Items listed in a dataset

-----

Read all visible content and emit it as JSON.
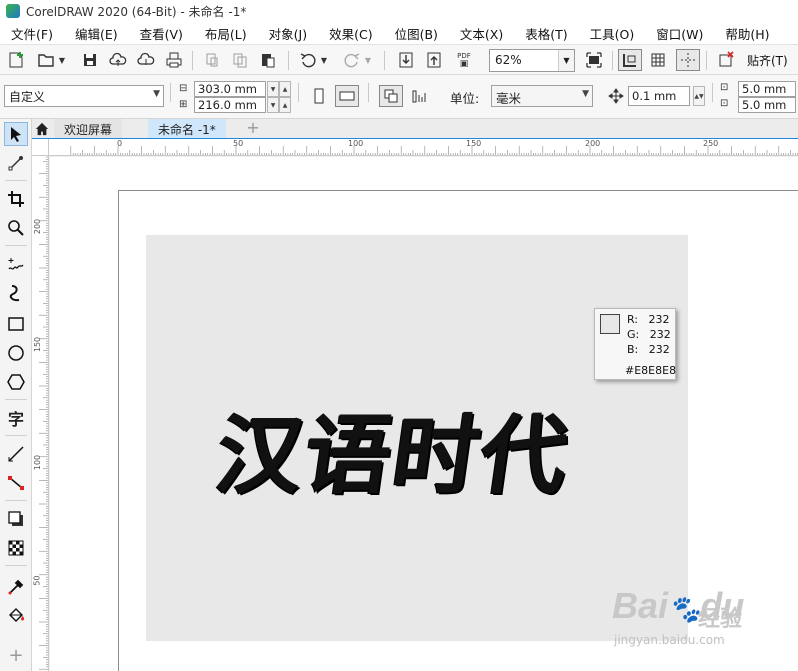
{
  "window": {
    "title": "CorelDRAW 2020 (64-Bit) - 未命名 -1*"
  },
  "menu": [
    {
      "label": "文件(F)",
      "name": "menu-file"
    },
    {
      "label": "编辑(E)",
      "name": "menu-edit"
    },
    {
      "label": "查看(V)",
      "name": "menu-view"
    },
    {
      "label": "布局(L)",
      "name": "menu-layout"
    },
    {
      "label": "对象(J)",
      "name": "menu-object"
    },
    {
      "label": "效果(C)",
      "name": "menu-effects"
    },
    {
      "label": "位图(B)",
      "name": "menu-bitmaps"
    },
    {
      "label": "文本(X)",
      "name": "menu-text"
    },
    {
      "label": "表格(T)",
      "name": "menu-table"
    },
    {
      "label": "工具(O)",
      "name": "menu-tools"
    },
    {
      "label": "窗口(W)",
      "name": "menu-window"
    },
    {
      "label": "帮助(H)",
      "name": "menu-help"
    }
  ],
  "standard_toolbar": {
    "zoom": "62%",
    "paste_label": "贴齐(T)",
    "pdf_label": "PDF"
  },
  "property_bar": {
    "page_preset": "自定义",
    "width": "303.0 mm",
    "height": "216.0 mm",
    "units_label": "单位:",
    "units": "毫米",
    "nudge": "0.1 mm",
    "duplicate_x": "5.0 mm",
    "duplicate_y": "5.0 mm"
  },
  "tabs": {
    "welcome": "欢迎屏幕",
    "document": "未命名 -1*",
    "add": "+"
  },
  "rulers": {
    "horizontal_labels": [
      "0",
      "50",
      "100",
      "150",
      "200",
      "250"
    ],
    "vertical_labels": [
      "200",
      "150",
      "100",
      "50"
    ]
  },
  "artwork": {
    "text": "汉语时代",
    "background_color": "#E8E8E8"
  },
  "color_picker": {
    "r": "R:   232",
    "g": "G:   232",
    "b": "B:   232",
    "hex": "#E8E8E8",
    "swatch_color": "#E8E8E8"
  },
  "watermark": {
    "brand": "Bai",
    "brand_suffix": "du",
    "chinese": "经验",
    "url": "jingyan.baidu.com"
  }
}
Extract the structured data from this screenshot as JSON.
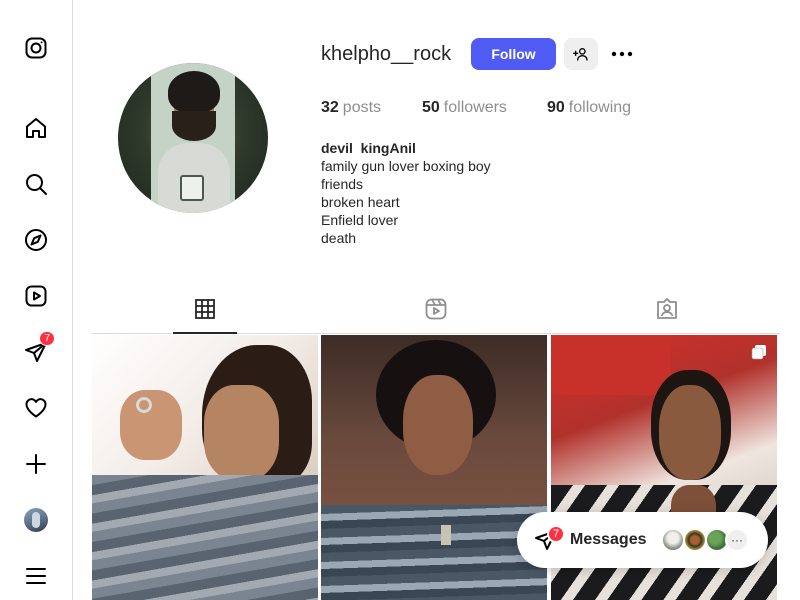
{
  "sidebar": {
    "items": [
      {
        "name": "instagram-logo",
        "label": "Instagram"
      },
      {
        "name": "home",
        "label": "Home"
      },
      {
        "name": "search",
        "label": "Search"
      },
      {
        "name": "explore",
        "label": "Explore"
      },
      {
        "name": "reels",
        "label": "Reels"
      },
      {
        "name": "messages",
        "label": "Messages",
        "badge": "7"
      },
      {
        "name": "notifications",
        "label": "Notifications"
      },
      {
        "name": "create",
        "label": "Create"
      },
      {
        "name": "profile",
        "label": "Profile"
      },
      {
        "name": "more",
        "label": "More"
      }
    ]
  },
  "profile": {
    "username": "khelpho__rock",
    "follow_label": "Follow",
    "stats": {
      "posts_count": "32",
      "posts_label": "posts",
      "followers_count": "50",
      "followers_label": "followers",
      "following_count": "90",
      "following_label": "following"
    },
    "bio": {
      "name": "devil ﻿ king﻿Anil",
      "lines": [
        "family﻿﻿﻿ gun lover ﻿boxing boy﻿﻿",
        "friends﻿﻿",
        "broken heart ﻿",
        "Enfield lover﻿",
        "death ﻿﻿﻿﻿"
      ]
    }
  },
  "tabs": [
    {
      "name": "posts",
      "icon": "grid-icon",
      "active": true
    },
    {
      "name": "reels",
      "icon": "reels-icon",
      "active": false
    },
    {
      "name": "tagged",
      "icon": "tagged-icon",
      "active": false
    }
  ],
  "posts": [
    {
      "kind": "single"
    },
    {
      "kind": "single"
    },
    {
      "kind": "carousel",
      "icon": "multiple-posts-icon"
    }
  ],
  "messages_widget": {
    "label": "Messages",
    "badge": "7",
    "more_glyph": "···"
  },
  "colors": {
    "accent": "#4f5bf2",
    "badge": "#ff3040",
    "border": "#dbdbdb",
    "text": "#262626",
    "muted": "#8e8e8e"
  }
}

-----

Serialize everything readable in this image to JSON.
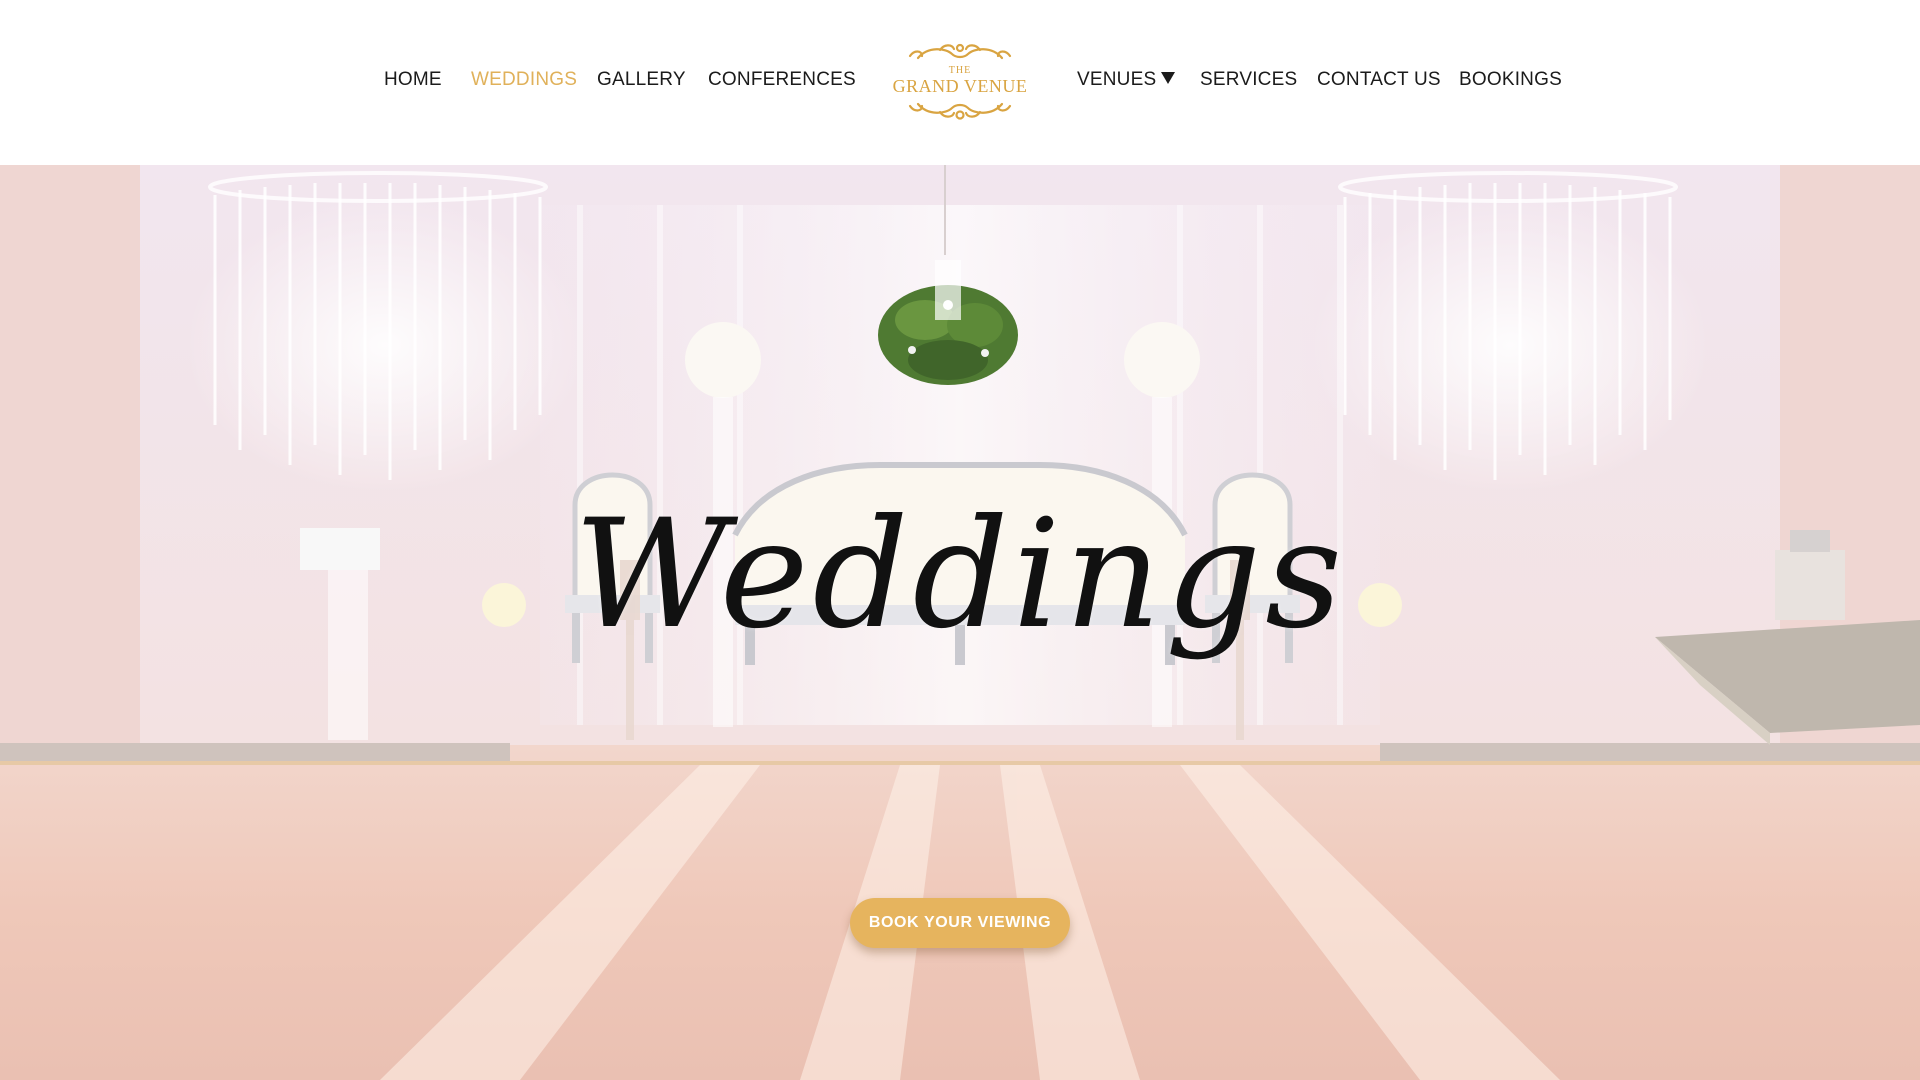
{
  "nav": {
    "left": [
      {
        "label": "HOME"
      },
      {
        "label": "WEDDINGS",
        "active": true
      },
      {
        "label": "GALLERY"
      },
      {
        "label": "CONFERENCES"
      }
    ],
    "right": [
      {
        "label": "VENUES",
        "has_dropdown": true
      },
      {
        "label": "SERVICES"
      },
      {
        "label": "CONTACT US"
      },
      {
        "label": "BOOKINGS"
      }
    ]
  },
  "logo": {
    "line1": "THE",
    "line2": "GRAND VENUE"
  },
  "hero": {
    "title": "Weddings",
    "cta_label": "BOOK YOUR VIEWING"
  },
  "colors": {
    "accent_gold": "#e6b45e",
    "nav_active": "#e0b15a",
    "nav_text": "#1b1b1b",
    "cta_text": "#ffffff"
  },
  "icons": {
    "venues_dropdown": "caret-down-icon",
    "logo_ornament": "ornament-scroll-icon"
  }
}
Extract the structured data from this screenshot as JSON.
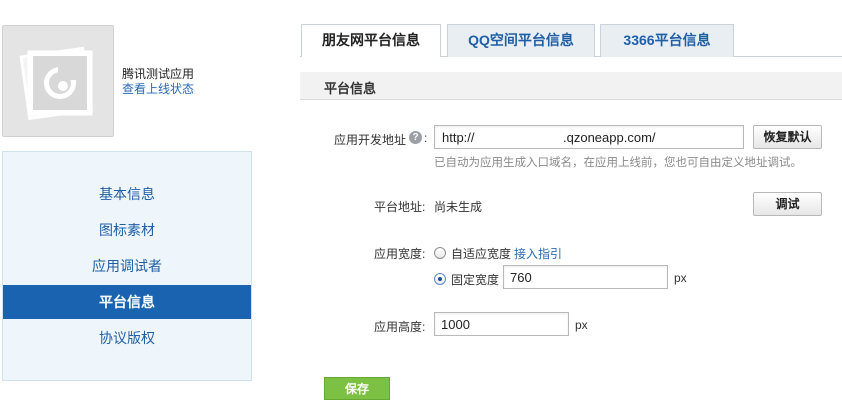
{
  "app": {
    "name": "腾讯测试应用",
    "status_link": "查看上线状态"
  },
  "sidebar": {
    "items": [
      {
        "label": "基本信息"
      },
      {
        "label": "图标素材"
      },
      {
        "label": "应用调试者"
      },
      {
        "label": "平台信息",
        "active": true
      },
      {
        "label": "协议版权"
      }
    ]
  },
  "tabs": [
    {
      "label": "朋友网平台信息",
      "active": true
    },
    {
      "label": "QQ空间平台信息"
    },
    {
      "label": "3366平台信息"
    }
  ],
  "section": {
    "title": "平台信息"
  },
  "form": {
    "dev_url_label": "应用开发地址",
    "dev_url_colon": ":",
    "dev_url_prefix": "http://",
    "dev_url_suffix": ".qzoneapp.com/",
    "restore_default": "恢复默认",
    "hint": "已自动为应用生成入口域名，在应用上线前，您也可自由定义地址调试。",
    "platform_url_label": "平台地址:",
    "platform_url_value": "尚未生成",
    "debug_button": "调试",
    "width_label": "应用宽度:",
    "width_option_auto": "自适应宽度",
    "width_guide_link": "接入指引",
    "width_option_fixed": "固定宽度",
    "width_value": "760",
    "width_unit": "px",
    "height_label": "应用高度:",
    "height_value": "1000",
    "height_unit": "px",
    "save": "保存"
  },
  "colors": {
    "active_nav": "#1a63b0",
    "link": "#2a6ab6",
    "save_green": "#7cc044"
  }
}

-----

#### INSTRUCTIONS TO FOLLOW:
Pick out all lines containing the string "JSON".

#### TASK OUTPUT:
Read all visible content and emit it as JSON.
Extract the structured data from this screenshot as JSON.
Serialize everything readable in this image to JSON.
Extract the structured data from this screenshot as JSON.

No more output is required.